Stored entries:

## START

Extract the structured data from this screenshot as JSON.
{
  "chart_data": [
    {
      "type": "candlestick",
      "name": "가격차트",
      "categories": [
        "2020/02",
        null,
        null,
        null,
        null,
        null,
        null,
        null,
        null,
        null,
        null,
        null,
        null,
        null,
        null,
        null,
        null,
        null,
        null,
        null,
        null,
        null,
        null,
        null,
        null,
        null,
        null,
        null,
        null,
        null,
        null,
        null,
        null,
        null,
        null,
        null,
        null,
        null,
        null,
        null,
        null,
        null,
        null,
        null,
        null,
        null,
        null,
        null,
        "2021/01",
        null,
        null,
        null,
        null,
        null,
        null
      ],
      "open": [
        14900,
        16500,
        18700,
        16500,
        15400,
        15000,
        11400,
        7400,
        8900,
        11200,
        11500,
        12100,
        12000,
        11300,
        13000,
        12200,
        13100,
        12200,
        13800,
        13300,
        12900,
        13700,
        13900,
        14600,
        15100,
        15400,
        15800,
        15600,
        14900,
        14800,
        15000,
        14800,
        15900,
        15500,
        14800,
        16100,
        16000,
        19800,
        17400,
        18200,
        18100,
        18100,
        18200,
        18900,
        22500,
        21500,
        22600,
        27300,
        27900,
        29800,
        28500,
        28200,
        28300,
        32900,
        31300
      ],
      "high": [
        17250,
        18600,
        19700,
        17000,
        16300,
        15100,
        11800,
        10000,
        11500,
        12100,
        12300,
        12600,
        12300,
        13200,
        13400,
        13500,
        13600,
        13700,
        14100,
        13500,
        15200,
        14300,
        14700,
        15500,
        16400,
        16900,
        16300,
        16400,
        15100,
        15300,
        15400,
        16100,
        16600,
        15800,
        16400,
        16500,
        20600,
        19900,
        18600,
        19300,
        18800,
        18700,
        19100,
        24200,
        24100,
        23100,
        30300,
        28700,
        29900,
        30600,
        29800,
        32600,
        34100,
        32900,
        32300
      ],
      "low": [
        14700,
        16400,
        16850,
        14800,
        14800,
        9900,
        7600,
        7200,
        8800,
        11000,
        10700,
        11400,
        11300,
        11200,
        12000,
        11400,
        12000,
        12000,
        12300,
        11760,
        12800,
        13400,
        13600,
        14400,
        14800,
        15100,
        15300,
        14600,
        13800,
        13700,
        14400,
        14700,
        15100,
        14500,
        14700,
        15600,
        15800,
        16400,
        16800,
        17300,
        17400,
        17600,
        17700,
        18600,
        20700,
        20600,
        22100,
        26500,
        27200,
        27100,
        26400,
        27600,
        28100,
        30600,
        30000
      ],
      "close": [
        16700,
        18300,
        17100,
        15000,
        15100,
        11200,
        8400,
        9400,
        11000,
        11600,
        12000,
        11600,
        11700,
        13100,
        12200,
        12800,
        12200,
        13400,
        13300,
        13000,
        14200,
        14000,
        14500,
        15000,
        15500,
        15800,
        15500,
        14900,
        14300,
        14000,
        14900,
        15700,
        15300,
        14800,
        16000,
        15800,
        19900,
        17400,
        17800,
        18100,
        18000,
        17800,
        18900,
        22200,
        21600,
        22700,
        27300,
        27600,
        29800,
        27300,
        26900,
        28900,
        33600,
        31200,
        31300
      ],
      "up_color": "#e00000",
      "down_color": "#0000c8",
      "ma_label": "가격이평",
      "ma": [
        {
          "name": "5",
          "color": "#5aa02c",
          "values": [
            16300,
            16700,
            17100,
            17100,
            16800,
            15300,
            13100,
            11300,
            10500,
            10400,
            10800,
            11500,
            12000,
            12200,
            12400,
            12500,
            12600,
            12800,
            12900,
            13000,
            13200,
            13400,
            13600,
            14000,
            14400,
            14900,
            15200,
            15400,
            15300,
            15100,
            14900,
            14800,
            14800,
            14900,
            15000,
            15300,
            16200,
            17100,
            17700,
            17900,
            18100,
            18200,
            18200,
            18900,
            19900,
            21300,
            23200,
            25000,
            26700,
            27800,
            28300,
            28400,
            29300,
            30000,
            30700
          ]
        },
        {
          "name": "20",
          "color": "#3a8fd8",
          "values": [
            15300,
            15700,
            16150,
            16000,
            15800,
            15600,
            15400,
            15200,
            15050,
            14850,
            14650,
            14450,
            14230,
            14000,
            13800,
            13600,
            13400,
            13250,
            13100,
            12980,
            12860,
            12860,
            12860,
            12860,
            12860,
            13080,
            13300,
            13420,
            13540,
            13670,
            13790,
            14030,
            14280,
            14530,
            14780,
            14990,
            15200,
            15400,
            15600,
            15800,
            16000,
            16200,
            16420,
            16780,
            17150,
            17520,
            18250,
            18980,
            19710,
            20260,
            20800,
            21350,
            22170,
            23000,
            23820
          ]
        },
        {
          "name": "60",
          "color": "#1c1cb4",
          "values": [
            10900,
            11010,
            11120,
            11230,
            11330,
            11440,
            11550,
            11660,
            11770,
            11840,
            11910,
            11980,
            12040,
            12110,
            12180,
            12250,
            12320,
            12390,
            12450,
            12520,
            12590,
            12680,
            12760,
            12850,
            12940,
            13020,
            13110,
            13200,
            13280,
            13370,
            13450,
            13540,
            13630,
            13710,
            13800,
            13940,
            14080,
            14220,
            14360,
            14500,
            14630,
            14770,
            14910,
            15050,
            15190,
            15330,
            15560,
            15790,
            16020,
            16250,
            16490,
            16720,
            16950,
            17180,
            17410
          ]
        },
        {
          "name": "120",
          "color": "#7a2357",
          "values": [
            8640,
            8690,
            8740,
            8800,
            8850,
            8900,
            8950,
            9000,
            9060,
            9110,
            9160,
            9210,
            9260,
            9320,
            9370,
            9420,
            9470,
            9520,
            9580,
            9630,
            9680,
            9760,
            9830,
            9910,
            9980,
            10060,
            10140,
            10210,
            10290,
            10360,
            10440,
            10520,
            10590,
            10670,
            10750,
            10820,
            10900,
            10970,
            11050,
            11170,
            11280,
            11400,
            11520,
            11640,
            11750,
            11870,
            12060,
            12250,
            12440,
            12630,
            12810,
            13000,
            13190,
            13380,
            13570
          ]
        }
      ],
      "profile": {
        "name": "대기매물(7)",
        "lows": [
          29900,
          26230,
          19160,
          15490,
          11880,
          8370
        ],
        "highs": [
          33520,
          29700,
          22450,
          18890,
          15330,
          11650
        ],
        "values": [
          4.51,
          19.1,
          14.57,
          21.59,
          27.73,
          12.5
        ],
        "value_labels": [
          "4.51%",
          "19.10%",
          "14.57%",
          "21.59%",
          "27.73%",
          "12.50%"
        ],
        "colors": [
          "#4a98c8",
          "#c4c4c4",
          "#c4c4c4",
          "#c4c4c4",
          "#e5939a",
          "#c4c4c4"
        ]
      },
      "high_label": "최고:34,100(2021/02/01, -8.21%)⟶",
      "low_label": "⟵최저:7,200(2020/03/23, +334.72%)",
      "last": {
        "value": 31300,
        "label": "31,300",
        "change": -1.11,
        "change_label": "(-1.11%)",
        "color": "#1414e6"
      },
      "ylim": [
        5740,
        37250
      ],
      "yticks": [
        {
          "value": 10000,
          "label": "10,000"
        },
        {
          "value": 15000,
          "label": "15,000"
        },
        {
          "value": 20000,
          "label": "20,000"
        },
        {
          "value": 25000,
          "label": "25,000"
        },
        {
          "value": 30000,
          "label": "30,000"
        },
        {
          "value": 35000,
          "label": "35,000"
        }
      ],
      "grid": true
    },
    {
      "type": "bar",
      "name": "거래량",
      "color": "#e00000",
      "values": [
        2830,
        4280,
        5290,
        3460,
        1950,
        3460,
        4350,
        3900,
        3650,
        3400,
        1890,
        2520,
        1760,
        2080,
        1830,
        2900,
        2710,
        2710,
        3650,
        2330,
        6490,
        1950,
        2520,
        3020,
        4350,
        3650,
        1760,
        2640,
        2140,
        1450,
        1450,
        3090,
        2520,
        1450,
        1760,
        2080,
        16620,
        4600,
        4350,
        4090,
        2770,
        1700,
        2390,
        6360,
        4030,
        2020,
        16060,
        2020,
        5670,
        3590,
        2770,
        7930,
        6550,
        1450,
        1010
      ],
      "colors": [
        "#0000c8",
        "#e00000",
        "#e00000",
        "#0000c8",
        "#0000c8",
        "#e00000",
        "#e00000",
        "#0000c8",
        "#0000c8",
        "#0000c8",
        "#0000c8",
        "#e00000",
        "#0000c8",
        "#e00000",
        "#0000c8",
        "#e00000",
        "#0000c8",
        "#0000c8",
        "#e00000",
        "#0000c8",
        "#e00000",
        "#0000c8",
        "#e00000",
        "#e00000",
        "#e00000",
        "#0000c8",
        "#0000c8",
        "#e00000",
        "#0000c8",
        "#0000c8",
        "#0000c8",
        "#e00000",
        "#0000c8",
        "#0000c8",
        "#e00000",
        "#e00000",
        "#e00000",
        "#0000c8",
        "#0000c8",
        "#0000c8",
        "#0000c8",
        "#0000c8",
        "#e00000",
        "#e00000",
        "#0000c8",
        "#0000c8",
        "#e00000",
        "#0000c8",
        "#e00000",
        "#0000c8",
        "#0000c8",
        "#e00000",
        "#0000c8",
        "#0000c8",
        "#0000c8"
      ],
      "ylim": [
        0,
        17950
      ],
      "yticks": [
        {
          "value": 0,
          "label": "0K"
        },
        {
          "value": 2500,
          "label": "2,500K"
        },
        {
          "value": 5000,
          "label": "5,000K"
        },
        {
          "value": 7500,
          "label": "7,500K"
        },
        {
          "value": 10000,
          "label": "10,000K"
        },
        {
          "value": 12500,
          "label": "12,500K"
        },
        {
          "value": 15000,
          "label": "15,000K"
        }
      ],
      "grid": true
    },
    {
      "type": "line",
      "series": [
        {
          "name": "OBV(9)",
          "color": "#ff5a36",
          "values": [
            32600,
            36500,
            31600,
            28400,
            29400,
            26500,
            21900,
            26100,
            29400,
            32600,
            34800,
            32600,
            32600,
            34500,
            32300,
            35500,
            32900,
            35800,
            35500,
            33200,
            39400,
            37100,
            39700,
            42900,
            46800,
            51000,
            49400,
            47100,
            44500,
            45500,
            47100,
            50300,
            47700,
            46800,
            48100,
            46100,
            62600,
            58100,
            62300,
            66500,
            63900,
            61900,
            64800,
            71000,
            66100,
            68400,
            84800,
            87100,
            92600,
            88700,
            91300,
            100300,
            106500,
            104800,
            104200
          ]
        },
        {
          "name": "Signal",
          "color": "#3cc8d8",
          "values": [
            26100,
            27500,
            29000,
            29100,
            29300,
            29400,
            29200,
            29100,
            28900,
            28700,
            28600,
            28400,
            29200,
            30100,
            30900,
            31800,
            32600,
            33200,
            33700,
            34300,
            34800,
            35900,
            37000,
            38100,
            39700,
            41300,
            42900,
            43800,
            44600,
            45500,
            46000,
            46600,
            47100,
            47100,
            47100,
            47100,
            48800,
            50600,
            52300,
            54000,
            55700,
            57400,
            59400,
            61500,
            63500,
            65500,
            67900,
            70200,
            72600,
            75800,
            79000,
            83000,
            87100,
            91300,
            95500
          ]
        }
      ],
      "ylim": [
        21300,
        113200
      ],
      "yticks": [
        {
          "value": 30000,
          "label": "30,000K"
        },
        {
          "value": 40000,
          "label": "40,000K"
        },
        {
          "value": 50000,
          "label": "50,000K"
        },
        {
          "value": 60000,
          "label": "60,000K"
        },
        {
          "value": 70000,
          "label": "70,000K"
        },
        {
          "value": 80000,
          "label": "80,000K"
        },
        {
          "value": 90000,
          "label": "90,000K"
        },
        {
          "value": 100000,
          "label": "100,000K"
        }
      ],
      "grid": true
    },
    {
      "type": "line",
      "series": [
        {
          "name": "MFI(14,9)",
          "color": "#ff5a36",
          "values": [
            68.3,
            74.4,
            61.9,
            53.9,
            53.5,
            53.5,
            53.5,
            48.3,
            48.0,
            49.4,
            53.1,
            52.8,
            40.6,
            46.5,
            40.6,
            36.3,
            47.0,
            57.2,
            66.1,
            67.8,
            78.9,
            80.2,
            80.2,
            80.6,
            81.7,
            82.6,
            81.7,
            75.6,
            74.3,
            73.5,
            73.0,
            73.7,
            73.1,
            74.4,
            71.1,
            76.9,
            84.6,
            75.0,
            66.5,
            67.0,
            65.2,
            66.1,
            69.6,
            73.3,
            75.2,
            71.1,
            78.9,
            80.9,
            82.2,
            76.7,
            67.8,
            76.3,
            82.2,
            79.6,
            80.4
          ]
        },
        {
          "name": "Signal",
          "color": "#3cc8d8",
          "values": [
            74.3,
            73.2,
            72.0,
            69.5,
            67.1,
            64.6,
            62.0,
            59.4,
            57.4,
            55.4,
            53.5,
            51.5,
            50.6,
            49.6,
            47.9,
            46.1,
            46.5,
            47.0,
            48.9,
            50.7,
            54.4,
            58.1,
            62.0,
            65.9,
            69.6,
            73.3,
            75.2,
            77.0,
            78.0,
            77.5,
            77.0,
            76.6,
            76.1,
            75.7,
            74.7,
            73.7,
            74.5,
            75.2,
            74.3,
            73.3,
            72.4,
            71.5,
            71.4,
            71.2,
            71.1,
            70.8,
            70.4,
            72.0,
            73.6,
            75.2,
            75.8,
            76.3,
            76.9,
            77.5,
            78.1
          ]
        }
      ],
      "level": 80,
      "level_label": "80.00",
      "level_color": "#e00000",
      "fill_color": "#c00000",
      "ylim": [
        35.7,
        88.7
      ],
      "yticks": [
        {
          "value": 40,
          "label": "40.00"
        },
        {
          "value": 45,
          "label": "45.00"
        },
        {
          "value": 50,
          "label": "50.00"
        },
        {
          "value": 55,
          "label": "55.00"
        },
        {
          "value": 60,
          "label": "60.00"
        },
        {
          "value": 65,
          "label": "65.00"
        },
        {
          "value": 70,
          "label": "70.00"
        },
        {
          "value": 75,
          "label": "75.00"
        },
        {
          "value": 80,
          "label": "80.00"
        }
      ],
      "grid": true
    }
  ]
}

## END
## START

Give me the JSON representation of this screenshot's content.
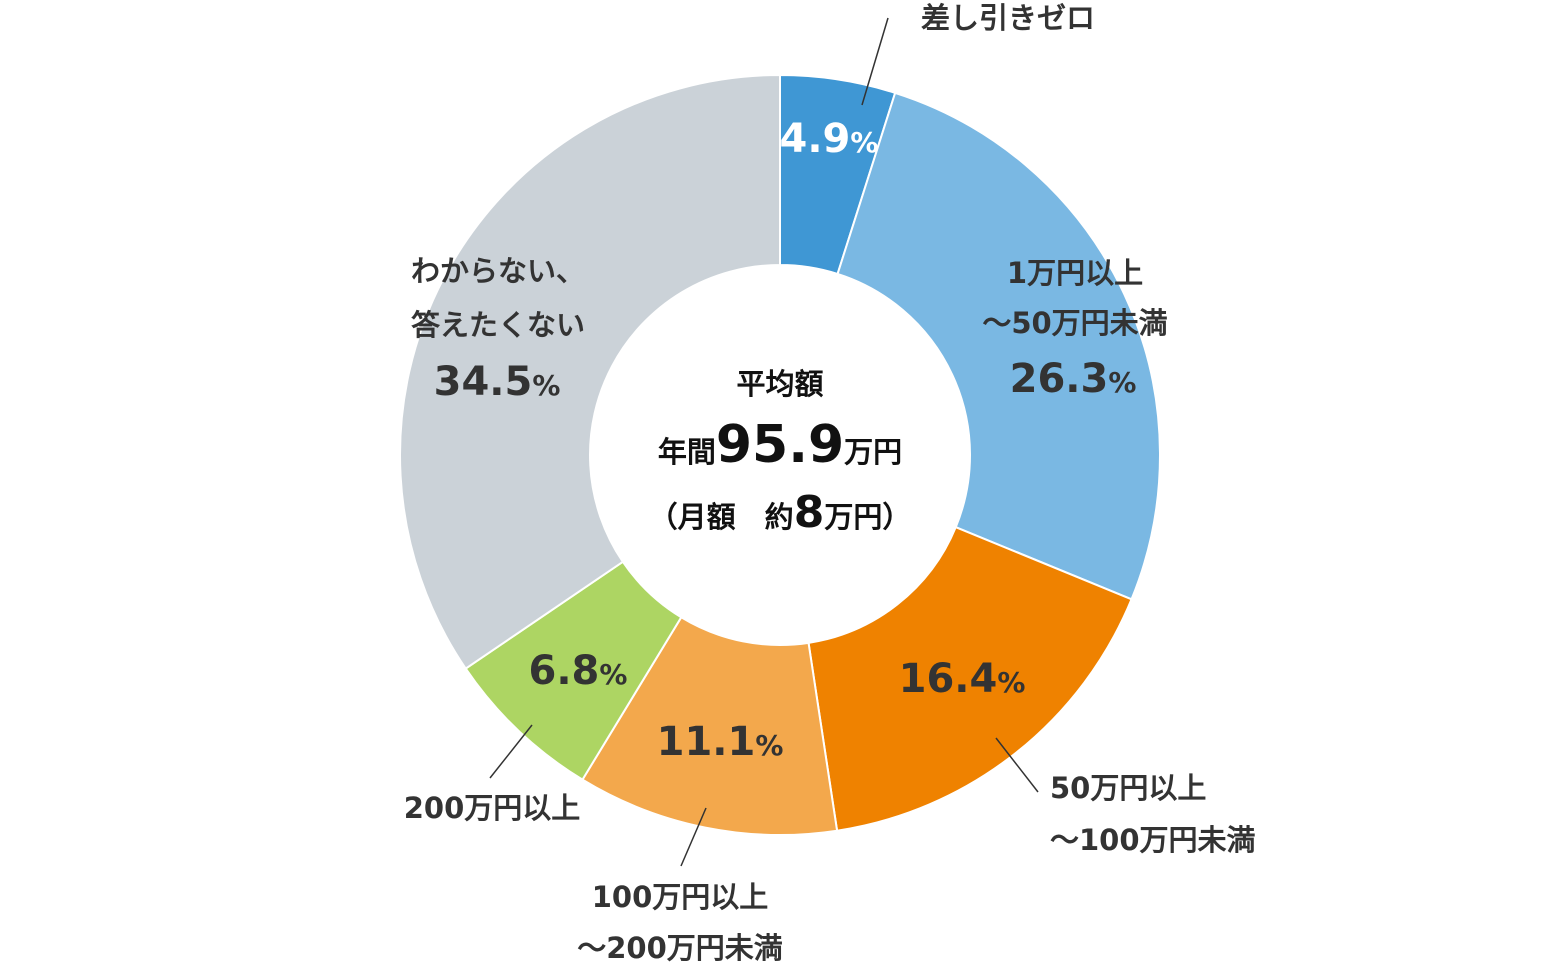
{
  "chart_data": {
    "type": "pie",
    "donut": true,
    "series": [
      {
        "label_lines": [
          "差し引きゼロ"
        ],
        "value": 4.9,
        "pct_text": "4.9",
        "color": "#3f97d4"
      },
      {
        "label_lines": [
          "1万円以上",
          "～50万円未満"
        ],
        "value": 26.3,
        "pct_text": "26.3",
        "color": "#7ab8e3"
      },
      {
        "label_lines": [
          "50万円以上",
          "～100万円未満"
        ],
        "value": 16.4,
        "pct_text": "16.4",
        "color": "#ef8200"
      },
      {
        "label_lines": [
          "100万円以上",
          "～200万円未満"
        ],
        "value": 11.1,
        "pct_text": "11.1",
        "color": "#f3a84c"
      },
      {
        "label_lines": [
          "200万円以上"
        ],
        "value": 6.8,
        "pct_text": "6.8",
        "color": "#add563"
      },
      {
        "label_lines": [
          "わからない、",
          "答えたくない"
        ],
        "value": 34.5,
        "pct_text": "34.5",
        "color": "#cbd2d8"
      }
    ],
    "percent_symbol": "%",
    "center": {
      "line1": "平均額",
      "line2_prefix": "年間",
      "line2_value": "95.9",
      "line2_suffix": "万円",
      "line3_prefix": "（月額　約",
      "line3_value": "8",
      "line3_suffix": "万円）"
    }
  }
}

## END

§ PROBLEM REQUIREMENTS
Read the data above and pull out each line that holds the string "type".

§ TASK OUTPUT
      "type": "candlestick",
      "type": "bar",
      "type": "line",
      "type": "line",
    "type": "pie",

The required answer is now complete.